◆ Given exercise ◆
Write out, word for word, every line from the one containing "Output the text content of this document." through the last line of the records below, both ends included.

Collected data:
>> begin
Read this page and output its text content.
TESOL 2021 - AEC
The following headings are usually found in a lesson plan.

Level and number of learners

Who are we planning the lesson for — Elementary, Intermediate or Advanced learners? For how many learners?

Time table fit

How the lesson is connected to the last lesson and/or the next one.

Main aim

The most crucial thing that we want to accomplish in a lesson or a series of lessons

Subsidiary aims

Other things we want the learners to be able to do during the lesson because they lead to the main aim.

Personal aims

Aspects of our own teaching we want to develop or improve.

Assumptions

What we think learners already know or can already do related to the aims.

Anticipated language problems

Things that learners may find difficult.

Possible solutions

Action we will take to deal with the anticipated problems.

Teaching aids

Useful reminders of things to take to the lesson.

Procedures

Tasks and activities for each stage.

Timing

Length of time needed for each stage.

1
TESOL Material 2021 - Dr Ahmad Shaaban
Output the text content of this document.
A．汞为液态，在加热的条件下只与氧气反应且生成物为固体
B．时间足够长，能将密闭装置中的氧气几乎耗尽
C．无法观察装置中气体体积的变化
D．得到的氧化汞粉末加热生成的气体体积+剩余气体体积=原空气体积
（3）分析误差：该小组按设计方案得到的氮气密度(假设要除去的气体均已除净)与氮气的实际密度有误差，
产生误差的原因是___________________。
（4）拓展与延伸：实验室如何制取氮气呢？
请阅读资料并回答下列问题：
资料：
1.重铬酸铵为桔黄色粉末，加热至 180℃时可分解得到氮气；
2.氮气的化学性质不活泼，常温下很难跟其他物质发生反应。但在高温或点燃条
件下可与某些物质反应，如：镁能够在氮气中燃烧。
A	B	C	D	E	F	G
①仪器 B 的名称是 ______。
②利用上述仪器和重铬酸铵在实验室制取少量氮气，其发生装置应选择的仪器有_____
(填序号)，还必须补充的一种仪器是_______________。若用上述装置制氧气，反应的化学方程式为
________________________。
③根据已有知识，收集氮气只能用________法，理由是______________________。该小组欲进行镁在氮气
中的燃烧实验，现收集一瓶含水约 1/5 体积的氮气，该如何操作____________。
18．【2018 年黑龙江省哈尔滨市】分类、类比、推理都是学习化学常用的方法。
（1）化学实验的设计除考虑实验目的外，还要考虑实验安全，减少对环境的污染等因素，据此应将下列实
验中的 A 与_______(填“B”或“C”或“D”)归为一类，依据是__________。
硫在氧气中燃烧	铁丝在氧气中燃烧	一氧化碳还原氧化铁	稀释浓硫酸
>> end
◆ The solution ◆
Output the text content of this document.
A．汞为液态，在加热的条件下只与氧气反应且生成物为固体
B．时间足够长，能将密闭装置中的氧气几乎耗尽
C．无法观察装置中气体体积的变化
D．得到的氧化汞粉末加热生成的气体体积+剩余气体体积=原空气体积
（3）分析误差：该小组按设计方案得到的氮气密度(假设要除去的气体均已除净)与氮气的实际密度有误差，
产生误差的原因是___________________。
（4）拓展与延伸：实验室如何制取氮气呢？
请阅读资料并回答下列问题：
资料：
1.重铬酸铵为桔黄色粉末，加热至 180℃时可分解得到氮气；
2.氮气的化学性质不活泼，常温下很难跟其他物质发生反应。但在高温或点燃条
件下可与某些物质反应，如：镁能够在氮气中燃烧。
A	B	C	D	E	F	G
①仪器 B 的名称是 ______。
②利用上述仪器和重铬酸铵在实验室制取少量氮气，其发生装置应选择的仪器有_____
(填序号)，还必须补充的一种仪器是_______________。若用上述装置制氧气，反应的化学方程式为
________________________。
③根据已有知识，收集氮气只能用________法，理由是______________________。该小组欲进行镁在氮气
中的燃烧实验，现收集一瓶含水约 1/5 体积的氮气，该如何操作____________。
18．【2018 年黑龙江省哈尔滨市】分类、类比、推理都是学习化学常用的方法。
（1）化学实验的设计除考虑实验目的外，还要考虑实验安全，减少对环境的污染等因素，据此应将下列实
验中的 A 与_______(填“B”或“C”或“D”)归为一类，依据是__________。
硫在氧气中燃烧	铁丝在氧气中燃烧	一氧化碳还原氧化铁	稀释浓硫酸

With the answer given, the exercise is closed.